_Exercise description_: Could you resume the passage on distributions from operating surplus and the manager's interest, picking up right after its last sentence?

_Selection_:
►

Distributions of Cash From Operating Surplus During the Subordination Period

        Distributions from operating surplus in respect of any quarter during the subordination period will be made in the following manner:

    first, 98% to the common unitholders, pro rata, and 2% to the manager, until we distribute for each common unit an amount equal to the minimum quarterly distribution for that quarter and any arrearages in payment of the minimum quarterly distribution on the common units for any prior quarters;

    second, 98% to the subordinated unitholders, pro rata, and 2% to the manager, until we distribute for each subordinated unit an amount equal to the minimum quarterly distribution for that quarter; and

    thereafter, in the manner described in "—Incentive Distribution Rights" below.

Distributions of Cash From Operating Surplus After the Subordination Period

        Distributions from operating surplus in respect of any quarter after the subordination period will be made in the following manner:

    first, 98% to all unitholders, pro rata, and 2% to the manager, until we distribute for each unit an amount equal to the minimum quarterly distribution for that quarter; and

    thereafter, in the manner described in "—Incentive Distribution Rights" below.

Managing Member Interest

        As of the date of this offering, our manager will be entitled to 2% of all distributions that we make prior to our liquidation. Our manager's initial 2% interest in distributions may be reduced if we issue additional units in the future (other than the issuance of common units upon exercise by the underwriters of their option to purchase additional common units, the issuance of common units to Holdco upon expiration of the underwriters' option to purchase additional common units or the issuance of common units upon conversion of outstanding subordinated units) and our manager does not contribute a proportionate amount of capital to us to maintain its initial 2% managing member interest. Our Operating Agreement does not require that the manager fund its capital contribution with cash and our manager may fund its capital contribution by the contribution to us of common units or other property.

◄

_Source excerpt_:

►

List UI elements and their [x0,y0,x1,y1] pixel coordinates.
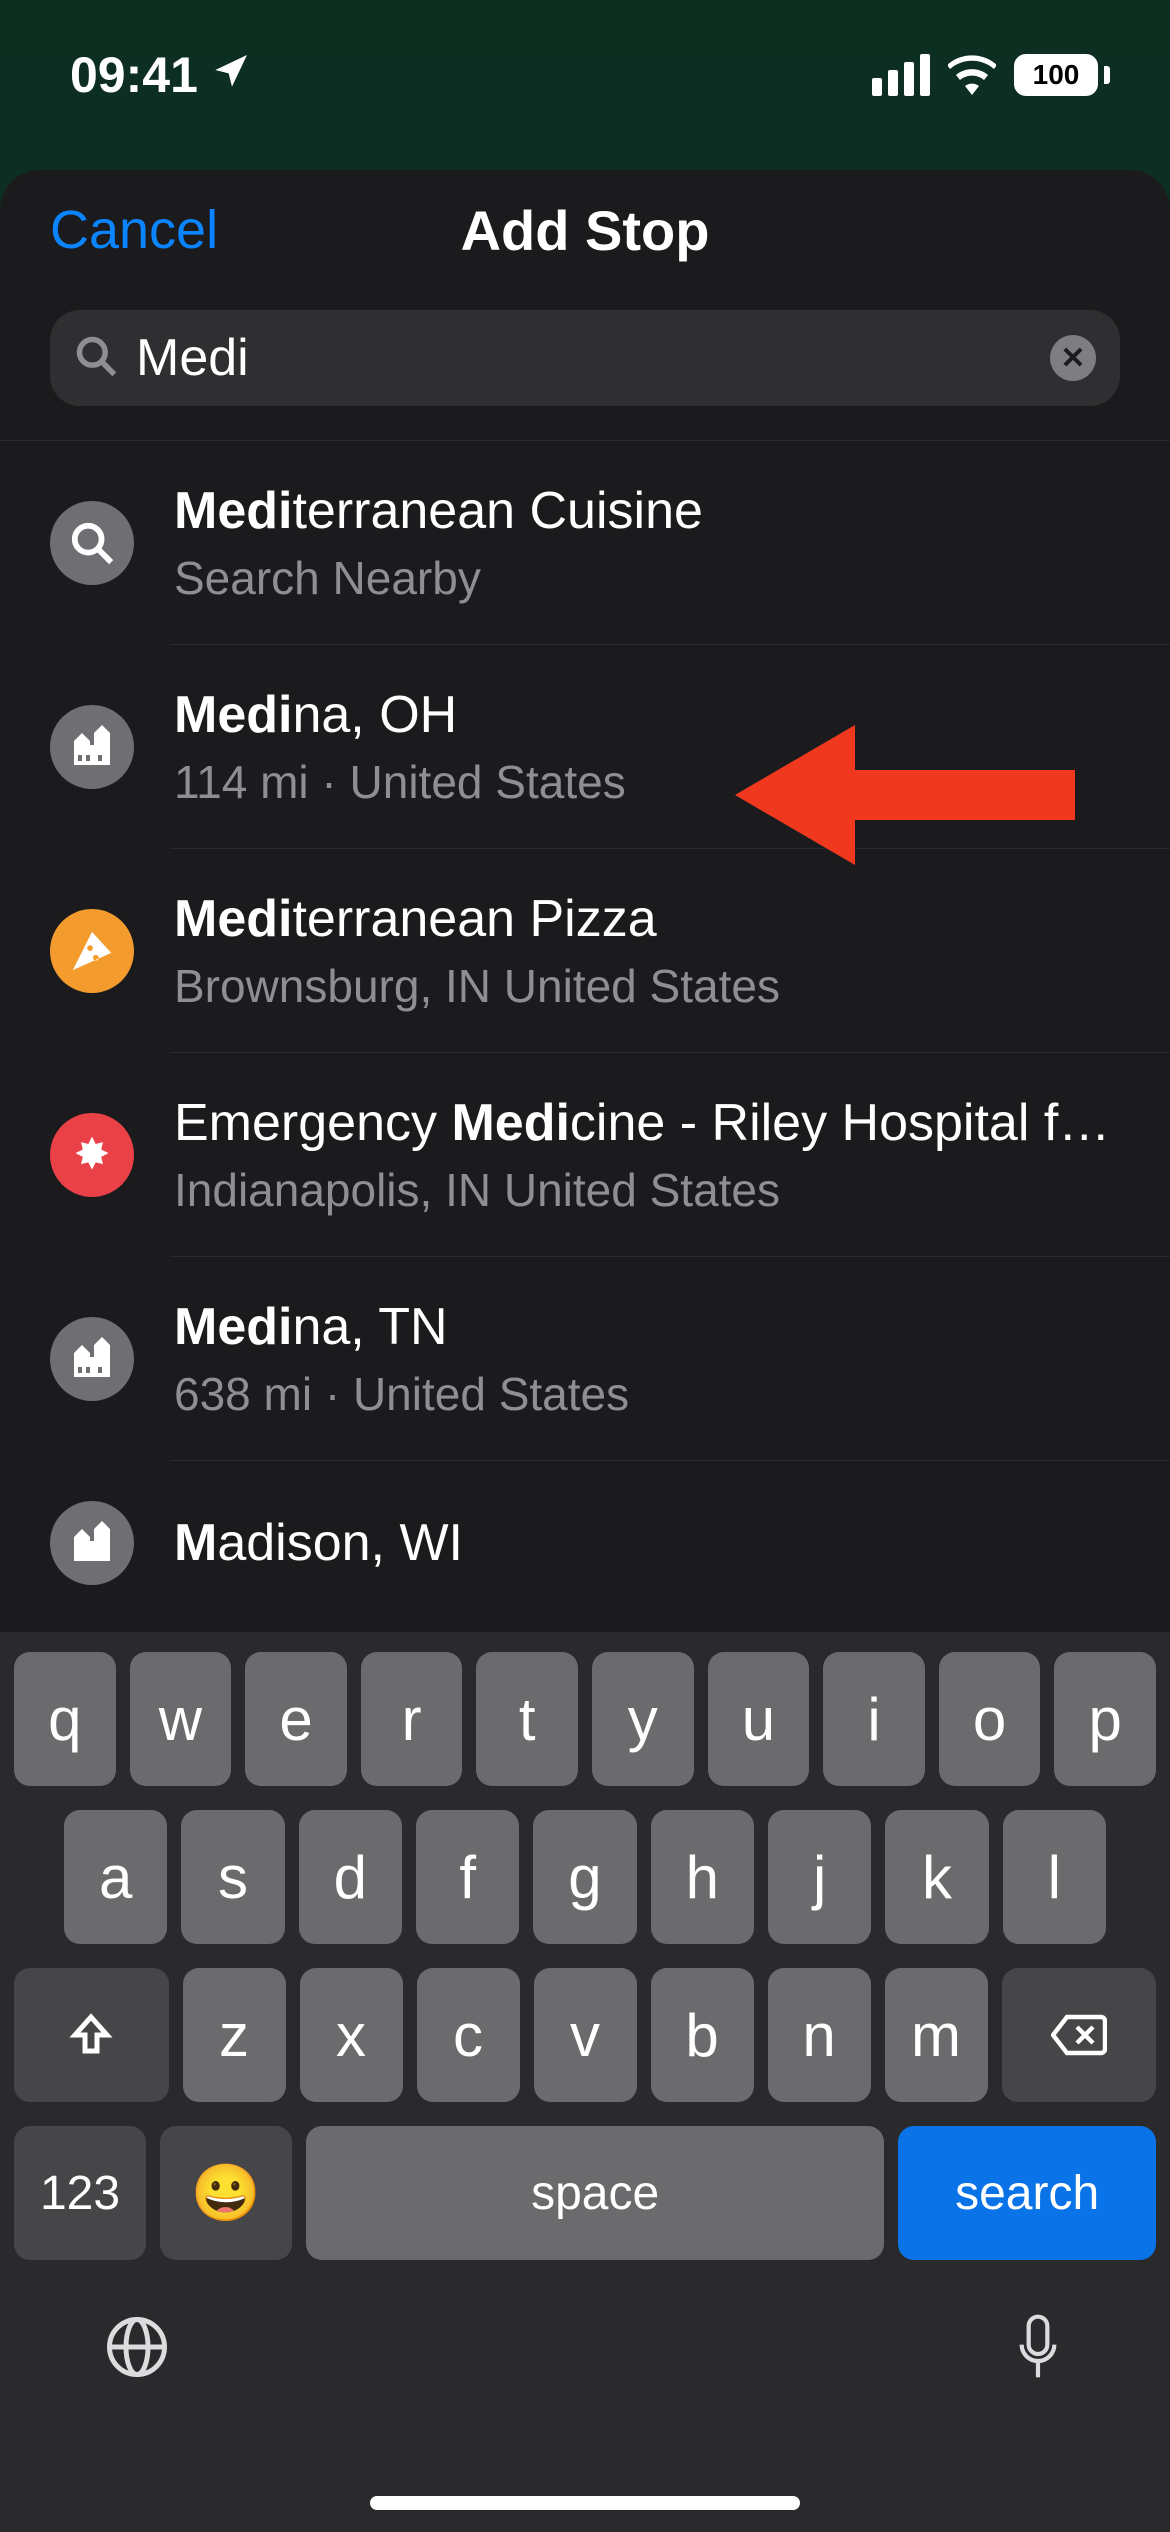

◄

_Exercise result_:
Incentive Distribution Rights

        Incentive distribution rights represent the right to receive an increasing percentage (13%, 23% and 48%) of quarterly distributions of cash from operating surplus after the minimum quarterly distribution and the target distribution levels have been achieved. Holdco will initially hold the incentive distribution rights but may transfer these rights, subject to restrictions in our Operating Agreement.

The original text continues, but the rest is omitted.